▸ **GIVEN PROBLEM**
Edit the data starting at the line that contains "Patent image size: (944, 643)." and ending at the line that contains "In FIG. 8, the post 94 is at (706, 463).", replacing "brake mechanism" with "braking mechanism" and leaving everything else as it stands. Reproduce only those lines.

▸ **MATERIAL FOR THIS TASK**
-- begin --

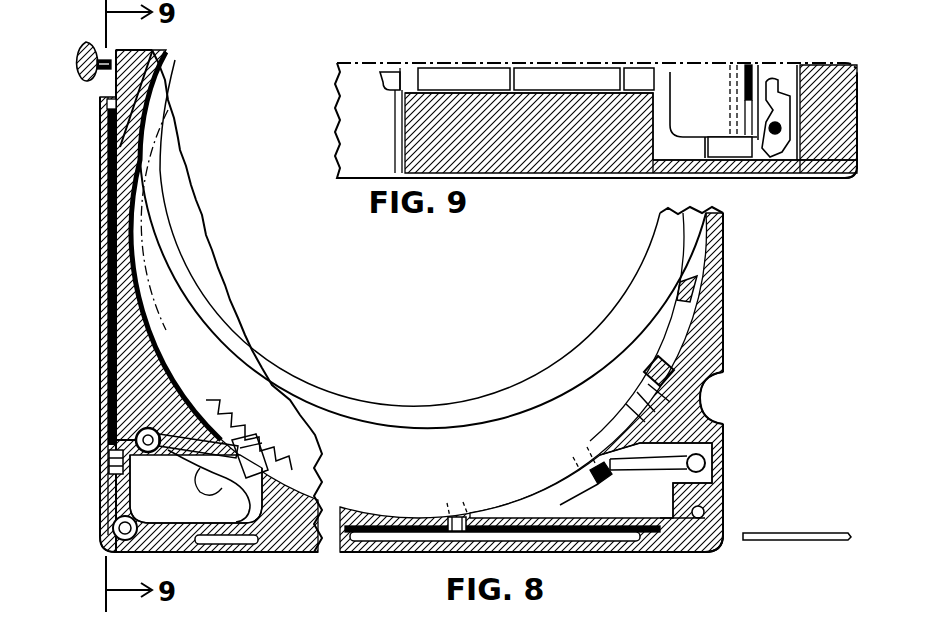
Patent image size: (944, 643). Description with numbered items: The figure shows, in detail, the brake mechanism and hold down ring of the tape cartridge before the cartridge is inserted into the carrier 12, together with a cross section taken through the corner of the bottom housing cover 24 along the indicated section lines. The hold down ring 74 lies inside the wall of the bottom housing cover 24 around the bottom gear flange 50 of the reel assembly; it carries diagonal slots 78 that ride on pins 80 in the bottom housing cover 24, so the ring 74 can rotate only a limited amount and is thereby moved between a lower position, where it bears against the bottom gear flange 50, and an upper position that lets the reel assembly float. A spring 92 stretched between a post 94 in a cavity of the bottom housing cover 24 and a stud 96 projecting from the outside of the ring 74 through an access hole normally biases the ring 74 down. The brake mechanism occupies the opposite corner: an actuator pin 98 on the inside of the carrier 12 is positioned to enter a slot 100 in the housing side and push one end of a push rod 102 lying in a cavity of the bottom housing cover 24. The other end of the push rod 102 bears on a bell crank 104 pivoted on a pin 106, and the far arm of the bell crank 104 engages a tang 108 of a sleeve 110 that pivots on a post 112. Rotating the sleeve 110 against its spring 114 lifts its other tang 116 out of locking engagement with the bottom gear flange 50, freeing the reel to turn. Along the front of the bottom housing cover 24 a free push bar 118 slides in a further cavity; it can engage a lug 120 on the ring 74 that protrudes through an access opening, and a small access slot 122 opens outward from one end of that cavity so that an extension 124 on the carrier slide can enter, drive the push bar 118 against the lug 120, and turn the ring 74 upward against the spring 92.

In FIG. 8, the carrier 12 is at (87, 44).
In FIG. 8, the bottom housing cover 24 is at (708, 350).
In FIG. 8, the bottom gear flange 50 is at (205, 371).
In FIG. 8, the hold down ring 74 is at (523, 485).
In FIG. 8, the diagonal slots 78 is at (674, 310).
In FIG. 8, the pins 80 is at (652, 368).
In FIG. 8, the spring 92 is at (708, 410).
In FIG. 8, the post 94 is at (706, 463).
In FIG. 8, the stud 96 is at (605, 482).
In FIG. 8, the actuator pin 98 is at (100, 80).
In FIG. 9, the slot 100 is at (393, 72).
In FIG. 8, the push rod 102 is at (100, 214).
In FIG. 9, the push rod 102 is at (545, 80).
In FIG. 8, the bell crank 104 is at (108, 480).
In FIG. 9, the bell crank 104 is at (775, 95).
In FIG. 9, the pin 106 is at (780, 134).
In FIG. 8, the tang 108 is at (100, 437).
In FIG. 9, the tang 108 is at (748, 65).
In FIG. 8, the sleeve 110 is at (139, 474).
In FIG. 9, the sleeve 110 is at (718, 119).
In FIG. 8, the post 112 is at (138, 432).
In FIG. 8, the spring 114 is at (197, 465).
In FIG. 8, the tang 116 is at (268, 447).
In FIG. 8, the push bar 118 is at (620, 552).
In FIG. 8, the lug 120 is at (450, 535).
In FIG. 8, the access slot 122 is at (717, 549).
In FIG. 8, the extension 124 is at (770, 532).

-- end --
-- begin --

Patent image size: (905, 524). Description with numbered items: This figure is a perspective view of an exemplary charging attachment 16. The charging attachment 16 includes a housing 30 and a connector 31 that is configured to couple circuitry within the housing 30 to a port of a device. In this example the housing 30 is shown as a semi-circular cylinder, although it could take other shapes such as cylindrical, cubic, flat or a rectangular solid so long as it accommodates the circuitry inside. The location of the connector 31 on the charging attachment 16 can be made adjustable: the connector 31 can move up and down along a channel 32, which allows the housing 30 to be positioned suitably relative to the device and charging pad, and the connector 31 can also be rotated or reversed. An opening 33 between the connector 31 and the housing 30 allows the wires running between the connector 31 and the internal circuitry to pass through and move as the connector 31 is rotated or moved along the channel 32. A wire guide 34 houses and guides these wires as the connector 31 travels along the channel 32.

-- end --
-- begin --

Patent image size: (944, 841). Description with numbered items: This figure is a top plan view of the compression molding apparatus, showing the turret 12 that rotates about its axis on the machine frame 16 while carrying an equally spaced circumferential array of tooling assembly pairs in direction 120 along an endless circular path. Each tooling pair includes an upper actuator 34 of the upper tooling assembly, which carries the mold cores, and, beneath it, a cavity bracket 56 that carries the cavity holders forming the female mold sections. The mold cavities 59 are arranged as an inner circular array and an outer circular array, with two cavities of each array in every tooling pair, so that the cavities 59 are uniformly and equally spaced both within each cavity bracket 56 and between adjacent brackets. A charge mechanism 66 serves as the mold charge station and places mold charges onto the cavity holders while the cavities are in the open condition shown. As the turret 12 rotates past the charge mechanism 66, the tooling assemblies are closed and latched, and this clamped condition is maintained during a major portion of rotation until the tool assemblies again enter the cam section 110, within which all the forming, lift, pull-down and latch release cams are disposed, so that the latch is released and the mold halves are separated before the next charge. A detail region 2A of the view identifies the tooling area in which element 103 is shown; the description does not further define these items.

-- end --

▸ **SOLUTION**
Patent image size: (944, 643). Description with numbered items: The figure shows, in detail, the braking mechanism and hold down ring of the tape cartridge before the cartridge is inserted into the carrier 12, together with a cross section taken through the corner of the bottom housing cover 24 along the indicated section lines. The hold down ring 74 lies inside the wall of the bottom housing cover 24 around the bottom gear flange 50 of the reel assembly; it carries diagonal slots 78 that ride on pins 80 in the bottom housing cover 24, so the ring 74 can rotate only a limited amount and is thereby moved between a lower position, where it bears against the bottom gear flange 50, and an upper position that lets the reel assembly float. A spring 92 stretched between a post 94 in a cavity of the bottom housing cover 24 and a stud 96 projecting from the outside of the ring 74 through an access hole normally biases the ring 74 down. The braking mechanism occupies the opposite corner: an actuator pin 98 on the inside of the carrier 12 is positioned to enter a slot 100 in the housing side and push one end of a push rod 102 lying in a cavity of the bottom housing cover 24. The other end of the push rod 102 bears on a bell crank 104 pivoted on a pin 106, and the far arm of the bell crank 104 engages a tang 108 of a sleeve 110 that pivots on a post 112. Rotating the sleeve 110 against its spring 114 lifts its other tang 116 out of locking engagement with the bottom gear flange 50, freeing the reel to turn. Along the front of the bottom housing cover 24 a free push bar 118 slides in a further cavity; it can engage a lug 120 on the ring 74 that protrudes through an access opening, and a small access slot 122 opens outward from one end of that cavity so that an extension 124 on the carrier slide can enter, drive the push bar 118 against the lug 120, and turn the ring 74 upward against the spring 92.

In FIG. 8, the carrier 12 is at (87, 44).
In FIG. 8, the bottom housing cover 24 is at (708, 350).
In FIG. 8, the bottom gear flange 50 is at (205, 371).
In FIG. 8, the hold down ring 74 is at (523, 485).
In FIG. 8, the diagonal slots 78 is at (674, 310).
In FIG. 8, the pins 80 is at (652, 368).
In FIG. 8, the spring 92 is at (708, 410).
In FIG. 8, the post 94 is at (706, 463).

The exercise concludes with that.